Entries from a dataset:

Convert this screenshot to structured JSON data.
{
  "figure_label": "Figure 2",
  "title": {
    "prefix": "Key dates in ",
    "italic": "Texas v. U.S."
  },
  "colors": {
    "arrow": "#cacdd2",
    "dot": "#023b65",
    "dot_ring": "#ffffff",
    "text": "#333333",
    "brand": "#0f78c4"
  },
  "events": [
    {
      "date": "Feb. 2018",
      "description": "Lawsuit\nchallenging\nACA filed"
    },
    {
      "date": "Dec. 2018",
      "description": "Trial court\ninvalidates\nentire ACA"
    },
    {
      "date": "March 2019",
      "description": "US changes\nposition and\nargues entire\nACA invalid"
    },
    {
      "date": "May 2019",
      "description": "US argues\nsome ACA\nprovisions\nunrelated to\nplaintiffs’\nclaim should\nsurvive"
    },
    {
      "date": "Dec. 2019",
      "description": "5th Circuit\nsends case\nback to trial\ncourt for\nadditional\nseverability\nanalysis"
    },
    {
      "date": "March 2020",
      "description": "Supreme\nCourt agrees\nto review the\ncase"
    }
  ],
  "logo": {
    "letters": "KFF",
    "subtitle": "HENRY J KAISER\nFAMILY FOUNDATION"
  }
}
--
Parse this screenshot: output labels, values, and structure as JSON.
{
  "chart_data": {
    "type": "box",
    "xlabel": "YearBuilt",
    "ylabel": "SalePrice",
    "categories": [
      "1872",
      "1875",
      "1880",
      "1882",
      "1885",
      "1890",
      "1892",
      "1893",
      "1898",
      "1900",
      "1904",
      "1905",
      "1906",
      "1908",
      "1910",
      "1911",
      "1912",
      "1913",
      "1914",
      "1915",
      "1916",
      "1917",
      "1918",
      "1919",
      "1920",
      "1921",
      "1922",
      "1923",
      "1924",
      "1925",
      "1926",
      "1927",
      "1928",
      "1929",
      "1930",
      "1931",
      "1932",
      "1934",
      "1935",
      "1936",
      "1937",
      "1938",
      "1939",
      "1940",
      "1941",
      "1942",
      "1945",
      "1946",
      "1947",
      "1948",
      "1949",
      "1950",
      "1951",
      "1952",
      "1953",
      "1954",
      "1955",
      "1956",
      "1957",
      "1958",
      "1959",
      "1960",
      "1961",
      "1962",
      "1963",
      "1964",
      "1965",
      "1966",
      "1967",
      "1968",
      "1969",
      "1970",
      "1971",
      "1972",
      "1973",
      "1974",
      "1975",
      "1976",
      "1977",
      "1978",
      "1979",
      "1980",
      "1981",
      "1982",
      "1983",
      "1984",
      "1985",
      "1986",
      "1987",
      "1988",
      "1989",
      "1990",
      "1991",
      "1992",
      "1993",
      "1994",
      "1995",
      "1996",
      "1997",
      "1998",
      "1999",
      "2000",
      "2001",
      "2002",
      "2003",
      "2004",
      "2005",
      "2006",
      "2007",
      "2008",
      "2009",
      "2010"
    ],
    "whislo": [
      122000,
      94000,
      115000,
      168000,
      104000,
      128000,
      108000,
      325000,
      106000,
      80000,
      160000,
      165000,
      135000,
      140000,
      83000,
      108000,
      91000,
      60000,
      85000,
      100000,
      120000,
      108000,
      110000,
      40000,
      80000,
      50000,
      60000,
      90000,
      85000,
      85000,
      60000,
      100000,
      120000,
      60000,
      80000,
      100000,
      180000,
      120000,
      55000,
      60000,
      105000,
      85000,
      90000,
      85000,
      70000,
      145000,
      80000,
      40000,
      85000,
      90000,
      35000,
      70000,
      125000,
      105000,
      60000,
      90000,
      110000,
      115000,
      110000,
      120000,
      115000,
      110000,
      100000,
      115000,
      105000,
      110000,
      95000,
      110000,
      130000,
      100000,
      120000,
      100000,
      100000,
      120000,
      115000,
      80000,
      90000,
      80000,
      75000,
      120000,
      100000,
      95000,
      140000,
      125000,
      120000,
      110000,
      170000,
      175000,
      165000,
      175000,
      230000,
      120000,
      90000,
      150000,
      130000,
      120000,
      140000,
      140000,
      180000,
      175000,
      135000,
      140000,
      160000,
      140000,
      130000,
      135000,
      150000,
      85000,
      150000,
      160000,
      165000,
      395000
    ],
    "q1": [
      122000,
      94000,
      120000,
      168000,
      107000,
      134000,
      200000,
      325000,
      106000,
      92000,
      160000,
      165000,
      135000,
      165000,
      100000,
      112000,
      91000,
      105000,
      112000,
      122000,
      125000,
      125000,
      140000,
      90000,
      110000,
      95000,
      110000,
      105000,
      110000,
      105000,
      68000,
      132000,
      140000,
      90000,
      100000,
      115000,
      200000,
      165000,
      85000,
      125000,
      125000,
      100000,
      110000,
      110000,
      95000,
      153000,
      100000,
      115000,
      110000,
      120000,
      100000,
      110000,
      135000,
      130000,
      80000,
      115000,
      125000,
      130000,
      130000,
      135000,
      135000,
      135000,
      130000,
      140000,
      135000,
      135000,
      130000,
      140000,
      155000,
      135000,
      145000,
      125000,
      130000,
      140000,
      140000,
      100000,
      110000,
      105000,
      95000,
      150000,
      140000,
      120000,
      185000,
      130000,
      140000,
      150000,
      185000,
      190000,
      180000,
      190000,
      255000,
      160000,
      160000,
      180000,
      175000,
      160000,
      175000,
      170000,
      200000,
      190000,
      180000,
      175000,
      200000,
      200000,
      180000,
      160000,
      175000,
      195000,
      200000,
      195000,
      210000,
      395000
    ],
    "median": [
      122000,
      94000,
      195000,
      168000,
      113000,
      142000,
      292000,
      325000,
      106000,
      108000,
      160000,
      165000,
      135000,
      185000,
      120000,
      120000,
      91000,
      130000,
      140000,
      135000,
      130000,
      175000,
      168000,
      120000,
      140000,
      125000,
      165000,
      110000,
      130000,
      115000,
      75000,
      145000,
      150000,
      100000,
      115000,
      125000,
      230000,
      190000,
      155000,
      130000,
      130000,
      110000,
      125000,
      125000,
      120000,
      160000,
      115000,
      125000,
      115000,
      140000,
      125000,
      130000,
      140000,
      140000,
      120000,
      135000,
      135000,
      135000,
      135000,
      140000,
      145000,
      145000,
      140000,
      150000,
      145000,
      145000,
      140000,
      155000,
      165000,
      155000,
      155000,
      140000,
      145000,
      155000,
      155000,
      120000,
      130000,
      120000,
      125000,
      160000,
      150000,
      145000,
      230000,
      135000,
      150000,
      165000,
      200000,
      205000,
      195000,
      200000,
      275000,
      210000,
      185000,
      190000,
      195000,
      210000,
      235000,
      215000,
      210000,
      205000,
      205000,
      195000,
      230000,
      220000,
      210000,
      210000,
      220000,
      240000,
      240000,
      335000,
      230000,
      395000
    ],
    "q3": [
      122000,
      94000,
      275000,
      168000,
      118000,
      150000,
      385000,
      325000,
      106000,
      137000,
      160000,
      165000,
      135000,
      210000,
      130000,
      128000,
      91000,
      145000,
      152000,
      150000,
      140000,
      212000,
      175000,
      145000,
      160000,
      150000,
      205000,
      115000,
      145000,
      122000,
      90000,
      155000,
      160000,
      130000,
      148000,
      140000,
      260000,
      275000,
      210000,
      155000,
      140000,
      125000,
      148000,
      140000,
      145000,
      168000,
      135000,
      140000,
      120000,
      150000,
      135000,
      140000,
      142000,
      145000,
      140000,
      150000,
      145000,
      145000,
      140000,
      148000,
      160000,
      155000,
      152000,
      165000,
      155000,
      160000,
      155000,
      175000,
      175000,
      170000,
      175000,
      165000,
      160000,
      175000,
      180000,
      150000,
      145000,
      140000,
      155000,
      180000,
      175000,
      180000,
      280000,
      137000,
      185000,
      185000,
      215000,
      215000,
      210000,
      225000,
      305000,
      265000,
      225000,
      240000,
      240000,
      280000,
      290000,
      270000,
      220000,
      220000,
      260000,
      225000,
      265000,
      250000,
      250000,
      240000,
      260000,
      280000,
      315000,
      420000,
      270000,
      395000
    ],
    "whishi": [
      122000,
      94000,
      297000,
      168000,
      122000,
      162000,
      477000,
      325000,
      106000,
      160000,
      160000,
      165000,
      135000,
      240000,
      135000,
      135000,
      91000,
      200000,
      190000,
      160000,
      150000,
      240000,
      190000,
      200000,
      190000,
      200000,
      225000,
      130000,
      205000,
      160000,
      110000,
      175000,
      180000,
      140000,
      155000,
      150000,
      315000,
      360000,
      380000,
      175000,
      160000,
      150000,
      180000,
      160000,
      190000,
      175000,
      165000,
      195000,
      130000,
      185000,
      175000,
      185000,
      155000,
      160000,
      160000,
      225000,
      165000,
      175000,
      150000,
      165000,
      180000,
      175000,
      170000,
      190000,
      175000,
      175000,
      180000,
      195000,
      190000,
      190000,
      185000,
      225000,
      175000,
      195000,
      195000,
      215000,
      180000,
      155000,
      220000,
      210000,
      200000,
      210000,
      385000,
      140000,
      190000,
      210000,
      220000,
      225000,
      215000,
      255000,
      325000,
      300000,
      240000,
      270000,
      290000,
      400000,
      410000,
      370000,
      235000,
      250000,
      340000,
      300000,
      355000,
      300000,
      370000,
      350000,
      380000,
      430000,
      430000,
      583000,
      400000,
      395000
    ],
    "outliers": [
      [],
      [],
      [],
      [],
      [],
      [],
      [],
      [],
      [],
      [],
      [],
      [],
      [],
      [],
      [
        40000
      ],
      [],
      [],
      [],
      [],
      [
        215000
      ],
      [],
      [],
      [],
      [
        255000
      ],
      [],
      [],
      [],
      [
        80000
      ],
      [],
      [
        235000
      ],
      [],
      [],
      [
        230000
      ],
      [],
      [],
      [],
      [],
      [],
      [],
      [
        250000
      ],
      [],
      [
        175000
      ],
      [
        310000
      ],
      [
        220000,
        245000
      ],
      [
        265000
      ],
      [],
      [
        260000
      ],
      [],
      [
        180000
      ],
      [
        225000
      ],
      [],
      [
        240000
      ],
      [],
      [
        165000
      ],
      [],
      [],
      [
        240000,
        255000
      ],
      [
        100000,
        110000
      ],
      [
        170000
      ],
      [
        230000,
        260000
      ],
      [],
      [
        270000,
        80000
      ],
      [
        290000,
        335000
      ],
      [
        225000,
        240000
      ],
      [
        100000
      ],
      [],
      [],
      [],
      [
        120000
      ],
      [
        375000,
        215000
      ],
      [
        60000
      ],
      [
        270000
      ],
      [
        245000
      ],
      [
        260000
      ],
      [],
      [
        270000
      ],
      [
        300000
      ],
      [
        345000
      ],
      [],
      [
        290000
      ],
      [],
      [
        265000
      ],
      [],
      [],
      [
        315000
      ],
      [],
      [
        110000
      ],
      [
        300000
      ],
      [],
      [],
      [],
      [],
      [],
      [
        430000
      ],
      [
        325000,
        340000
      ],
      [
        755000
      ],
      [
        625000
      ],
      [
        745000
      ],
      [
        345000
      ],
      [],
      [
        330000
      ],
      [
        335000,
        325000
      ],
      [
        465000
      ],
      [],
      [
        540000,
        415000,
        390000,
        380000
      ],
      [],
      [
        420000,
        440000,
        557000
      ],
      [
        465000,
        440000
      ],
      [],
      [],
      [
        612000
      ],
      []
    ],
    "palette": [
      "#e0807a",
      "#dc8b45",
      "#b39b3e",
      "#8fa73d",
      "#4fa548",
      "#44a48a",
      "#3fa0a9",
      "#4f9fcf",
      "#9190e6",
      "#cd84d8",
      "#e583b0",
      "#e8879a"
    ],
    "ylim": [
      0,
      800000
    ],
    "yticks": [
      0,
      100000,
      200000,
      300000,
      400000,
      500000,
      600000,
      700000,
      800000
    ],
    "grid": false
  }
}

> _Direction_: Which lines hold the string "description"? Copy all of them from the data above.

> _In response_:
      "description": "Lawsuit\nchallenging\nACA filed"
      "description": "Trial court\ninvalidates\nentire ACA"
      "description": "US changes\nposition and\nargues entire\nACA invalid"
      "description": "US argues\nsome ACA\nprovisions\nunrelated to\nplaintiffs’\nclaim should\nsurvive"
      "description": "5th Circuit\nsends case\nback to trial\ncourt for\nadditional\nseverability\nanalysis"
      "description": "Supreme\nCourt agrees\nto review the\ncase"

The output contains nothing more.